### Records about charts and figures
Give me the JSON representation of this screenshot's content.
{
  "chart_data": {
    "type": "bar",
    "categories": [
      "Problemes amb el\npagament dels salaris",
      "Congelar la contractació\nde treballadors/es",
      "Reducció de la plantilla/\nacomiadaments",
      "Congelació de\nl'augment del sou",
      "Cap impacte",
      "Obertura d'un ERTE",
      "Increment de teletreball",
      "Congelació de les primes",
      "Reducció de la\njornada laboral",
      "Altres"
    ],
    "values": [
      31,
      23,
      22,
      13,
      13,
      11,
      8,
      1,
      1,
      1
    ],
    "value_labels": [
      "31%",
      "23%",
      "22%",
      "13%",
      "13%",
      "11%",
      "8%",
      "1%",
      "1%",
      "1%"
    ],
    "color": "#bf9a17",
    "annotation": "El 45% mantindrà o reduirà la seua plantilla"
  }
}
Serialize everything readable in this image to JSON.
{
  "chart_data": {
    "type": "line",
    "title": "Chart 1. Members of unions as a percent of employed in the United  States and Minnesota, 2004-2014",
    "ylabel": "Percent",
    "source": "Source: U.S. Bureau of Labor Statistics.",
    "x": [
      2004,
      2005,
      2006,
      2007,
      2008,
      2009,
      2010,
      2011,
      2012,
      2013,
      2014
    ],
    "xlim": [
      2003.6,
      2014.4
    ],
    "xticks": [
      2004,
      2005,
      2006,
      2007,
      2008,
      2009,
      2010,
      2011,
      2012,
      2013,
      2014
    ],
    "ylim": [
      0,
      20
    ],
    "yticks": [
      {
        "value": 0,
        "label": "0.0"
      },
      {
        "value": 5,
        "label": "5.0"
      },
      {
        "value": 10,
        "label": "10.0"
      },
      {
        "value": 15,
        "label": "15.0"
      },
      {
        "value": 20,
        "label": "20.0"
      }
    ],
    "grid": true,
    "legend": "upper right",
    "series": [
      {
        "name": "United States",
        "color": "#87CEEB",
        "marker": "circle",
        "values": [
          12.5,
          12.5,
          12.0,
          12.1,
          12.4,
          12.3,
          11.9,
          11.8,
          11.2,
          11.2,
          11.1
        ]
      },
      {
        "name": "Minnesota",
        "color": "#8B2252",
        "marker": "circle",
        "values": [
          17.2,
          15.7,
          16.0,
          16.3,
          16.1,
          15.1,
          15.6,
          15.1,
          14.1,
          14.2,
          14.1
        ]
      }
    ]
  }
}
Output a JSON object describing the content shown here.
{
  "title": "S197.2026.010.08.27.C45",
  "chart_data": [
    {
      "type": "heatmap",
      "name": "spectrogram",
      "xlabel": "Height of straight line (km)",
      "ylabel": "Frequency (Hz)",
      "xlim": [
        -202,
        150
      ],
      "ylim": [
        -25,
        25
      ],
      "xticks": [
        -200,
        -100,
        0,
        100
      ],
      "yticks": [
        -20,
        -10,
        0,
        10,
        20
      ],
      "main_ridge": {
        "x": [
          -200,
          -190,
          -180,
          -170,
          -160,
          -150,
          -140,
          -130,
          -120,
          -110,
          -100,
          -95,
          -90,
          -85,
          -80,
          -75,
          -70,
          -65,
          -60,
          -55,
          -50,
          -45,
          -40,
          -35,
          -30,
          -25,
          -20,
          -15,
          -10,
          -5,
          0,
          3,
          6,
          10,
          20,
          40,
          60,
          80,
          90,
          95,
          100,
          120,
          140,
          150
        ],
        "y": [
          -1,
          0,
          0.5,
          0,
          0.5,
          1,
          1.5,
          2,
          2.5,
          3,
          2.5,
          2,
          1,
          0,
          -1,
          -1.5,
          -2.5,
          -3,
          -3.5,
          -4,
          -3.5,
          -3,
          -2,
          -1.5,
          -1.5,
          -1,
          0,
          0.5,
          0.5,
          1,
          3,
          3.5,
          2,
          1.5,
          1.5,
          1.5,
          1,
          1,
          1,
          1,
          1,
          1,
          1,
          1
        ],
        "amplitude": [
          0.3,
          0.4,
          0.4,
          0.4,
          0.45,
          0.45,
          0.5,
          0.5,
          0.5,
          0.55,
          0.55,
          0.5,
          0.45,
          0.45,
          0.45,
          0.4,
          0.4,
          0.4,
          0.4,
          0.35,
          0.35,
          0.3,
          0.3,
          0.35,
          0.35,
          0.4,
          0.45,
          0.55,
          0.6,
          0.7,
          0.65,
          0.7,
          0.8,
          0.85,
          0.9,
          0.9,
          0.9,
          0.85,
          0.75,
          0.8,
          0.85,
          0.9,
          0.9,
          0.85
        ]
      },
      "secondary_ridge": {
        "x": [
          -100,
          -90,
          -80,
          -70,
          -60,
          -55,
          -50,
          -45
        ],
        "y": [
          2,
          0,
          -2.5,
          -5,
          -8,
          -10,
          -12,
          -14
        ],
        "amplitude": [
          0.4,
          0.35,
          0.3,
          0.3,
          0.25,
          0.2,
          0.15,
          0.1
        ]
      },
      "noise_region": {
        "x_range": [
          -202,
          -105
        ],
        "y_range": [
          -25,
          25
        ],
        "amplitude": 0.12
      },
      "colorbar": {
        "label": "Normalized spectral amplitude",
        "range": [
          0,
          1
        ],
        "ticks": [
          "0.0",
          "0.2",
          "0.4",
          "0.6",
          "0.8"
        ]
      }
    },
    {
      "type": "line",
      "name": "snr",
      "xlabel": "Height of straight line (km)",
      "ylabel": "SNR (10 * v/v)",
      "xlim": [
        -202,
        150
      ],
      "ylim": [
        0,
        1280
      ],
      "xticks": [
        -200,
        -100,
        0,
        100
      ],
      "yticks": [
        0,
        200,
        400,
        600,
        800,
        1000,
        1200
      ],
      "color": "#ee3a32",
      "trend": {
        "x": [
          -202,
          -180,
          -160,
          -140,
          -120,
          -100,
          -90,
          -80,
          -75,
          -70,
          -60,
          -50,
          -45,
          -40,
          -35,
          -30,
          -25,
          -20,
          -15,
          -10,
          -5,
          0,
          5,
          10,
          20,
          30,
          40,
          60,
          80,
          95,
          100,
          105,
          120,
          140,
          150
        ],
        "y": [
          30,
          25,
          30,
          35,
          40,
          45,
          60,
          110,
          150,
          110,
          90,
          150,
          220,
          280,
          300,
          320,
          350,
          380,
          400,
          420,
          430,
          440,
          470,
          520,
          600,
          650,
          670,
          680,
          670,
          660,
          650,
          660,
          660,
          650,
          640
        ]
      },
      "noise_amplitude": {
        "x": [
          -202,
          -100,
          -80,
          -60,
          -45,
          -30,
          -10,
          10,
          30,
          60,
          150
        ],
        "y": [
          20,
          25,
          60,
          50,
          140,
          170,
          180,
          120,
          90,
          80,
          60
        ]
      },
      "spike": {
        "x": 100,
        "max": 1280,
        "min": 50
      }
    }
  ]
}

### Problem description
Print all of the entries again, exactly as written.

### Exercise output
Give me the JSON representation of this screenshot's content.
{
  "chart_data": {
    "type": "bar",
    "categories": [
      "Problemes amb el\npagament dels salaris",
      "Congelar la contractació\nde treballadors/es",
      "Reducció de la plantilla/\nacomiadaments",
      "Congelació de\nl'augment del sou",
      "Cap impacte",
      "Obertura d'un ERTE",
      "Increment de teletreball",
      "Congelació de les primes",
      "Reducció de la\njornada laboral",
      "Altres"
    ],
    "values": [
      31,
      23,
      22,
      13,
      13,
      11,
      8,
      1,
      1,
      1
    ],
    "value_labels": [
      "31%",
      "23%",
      "22%",
      "13%",
      "13%",
      "11%",
      "8%",
      "1%",
      "1%",
      "1%"
    ],
    "color": "#bf9a17",
    "annotation": "El 45% mantindrà o reduirà la seua plantilla"
  }
}
Serialize everything readable in this image to JSON.
{
  "chart_data": {
    "type": "line",
    "title": "Chart 1. Members of unions as a percent of employed in the United  States and Minnesota, 2004-2014",
    "ylabel": "Percent",
    "source": "Source: U.S. Bureau of Labor Statistics.",
    "x": [
      2004,
      2005,
      2006,
      2007,
      2008,
      2009,
      2010,
      2011,
      2012,
      2013,
      2014
    ],
    "xlim": [
      2003.6,
      2014.4
    ],
    "xticks": [
      2004,
      2005,
      2006,
      2007,
      2008,
      2009,
      2010,
      2011,
      2012,
      2013,
      2014
    ],
    "ylim": [
      0,
      20
    ],
    "yticks": [
      {
        "value": 0,
        "label": "0.0"
      },
      {
        "value": 5,
        "label": "5.0"
      },
      {
        "value": 10,
        "label": "10.0"
      },
      {
        "value": 15,
        "label": "15.0"
      },
      {
        "value": 20,
        "label": "20.0"
      }
    ],
    "grid": true,
    "legend": "upper right",
    "series": [
      {
        "name": "United States",
        "color": "#87CEEB",
        "marker": "circle",
        "values": [
          12.5,
          12.5,
          12.0,
          12.1,
          12.4,
          12.3,
          11.9,
          11.8,
          11.2,
          11.2,
          11.1
        ]
      },
      {
        "name": "Minnesota",
        "color": "#8B2252",
        "marker": "circle",
        "values": [
          17.2,
          15.7,
          16.0,
          16.3,
          16.1,
          15.1,
          15.6,
          15.1,
          14.1,
          14.2,
          14.1
        ]
      }
    ]
  }
}
Output a JSON object describing the content shown here.
{
  "title": "S197.2026.010.08.27.C45",
  "chart_data": [
    {
      "type": "heatmap",
      "name": "spectrogram",
      "xlabel": "Height of straight line (km)",
      "ylabel": "Frequency (Hz)",
      "xlim": [
        -202,
        150
      ],
      "ylim": [
        -25,
        25
      ],
      "xticks": [
        -200,
        -100,
        0,
        100
      ],
      "yticks": [
        -20,
        -10,
        0,
        10,
        20
      ],
      "main_ridge": {
        "x": [
          -200,
          -190,
          -180,
          -170,
          -160,
          -150,
          -140,
          -130,
          -120,
          -110,
          -100,
          -95,
          -90,
          -85,
          -80,
          -75,
          -70,
          -65,
          -60,
          -55,
          -50,
          -45,
          -40,
          -35,
          -30,
          -25,
          -20,
          -15,
          -10,
          -5,
          0,
          3,
          6,
          10,
          20,
          40,
          60,
          80,
          90,
          95,
          100,
          120,
          140,
          150
        ],
        "y": [
          -1,
          0,
          0.5,
          0,
          0.5,
          1,
          1.5,
          2,
          2.5,
          3,
          2.5,
          2,
          1,
          0,
          -1,
          -1.5,
          -2.5,
          -3,
          -3.5,
          -4,
          -3.5,
          -3,
          -2,
          -1.5,
          -1.5,
          -1,
          0,
          0.5,
          0.5,
          1,
          3,
          3.5,
          2,
          1.5,
          1.5,
          1.5,
          1,
          1,
          1,
          1,
          1,
          1,
          1,
          1
        ],
        "amplitude": [
          0.3,
          0.4,
          0.4,
          0.4,
          0.45,
          0.45,
          0.5,
          0.5,
          0.5,
          0.55,
          0.55,
          0.5,
          0.45,
          0.45,
          0.45,
          0.4,
          0.4,
          0.4,
          0.4,
          0.35,
          0.35,
          0.3,
          0.3,
          0.35,
          0.35,
          0.4,
          0.45,
          0.55,
          0.6,
          0.7,
          0.65,
          0.7,
          0.8,
          0.85,
          0.9,
          0.9,
          0.9,
          0.85,
          0.75,
          0.8,
          0.85,
          0.9,
          0.9,
          0.85
        ]
      },
      "secondary_ridge": {
        "x": [
          -100,
          -90,
          -80,
          -70,
          -60,
          -55,
          -50,
          -45
        ],
        "y": [
          2,
          0,
          -2.5,
          -5,
          -8,
          -10,
          -12,
          -14
        ],
        "amplitude": [
          0.4,
          0.35,
          0.3,
          0.3,
          0.25,
          0.2,
          0.15,
          0.1
        ]
      },
      "noise_region": {
        "x_range": [
          -202,
          -105
        ],
        "y_range": [
          -25,
          25
        ],
        "amplitude": 0.12
      },
      "colorbar": {
        "label": "Normalized spectral amplitude",
        "range": [
          0,
          1
        ],
        "ticks": [
          "0.0",
          "0.2",
          "0.4",
          "0.6",
          "0.8"
        ]
      }
    },
    {
      "type": "line",
      "name": "snr",
      "xlabel": "Height of straight line (km)",
      "ylabel": "SNR (10 * v/v)",
      "xlim": [
        -202,
        150
      ],
      "ylim": [
        0,
        1280
      ],
      "xticks": [
        -200,
        -100,
        0,
        100
      ],
      "yticks": [
        0,
        200,
        400,
        600,
        800,
        1000,
        1200
      ],
      "color": "#ee3a32",
      "trend": {
        "x": [
          -202,
          -180,
          -160,
          -140,
          -120,
          -100,
          -90,
          -80,
          -75,
          -70,
          -60,
          -50,
          -45,
          -40,
          -35,
          -30,
          -25,
          -20,
          -15,
          -10,
          -5,
          0,
          5,
          10,
          20,
          30,
          40,
          60,
          80,
          95,
          100,
          105,
          120,
          140,
          150
        ],
        "y": [
          30,
          25,
          30,
          35,
          40,
          45,
          60,
          110,
          150,
          110,
          90,
          150,
          220,
          280,
          300,
          320,
          350,
          380,
          400,
          420,
          430,
          440,
          470,
          520,
          600,
          650,
          670,
          680,
          670,
          660,
          650,
          660,
          660,
          650,
          640
        ]
      },
      "noise_amplitude": {
        "x": [
          -202,
          -100,
          -80,
          -60,
          -45,
          -30,
          -10,
          10,
          30,
          60,
          150
        ],
        "y": [
          20,
          25,
          60,
          50,
          140,
          170,
          180,
          120,
          90,
          80,
          60
        ]
      },
      "spike": {
        "x": 100,
        "max": 1280,
        "min": 50
      }
    }
  ]
}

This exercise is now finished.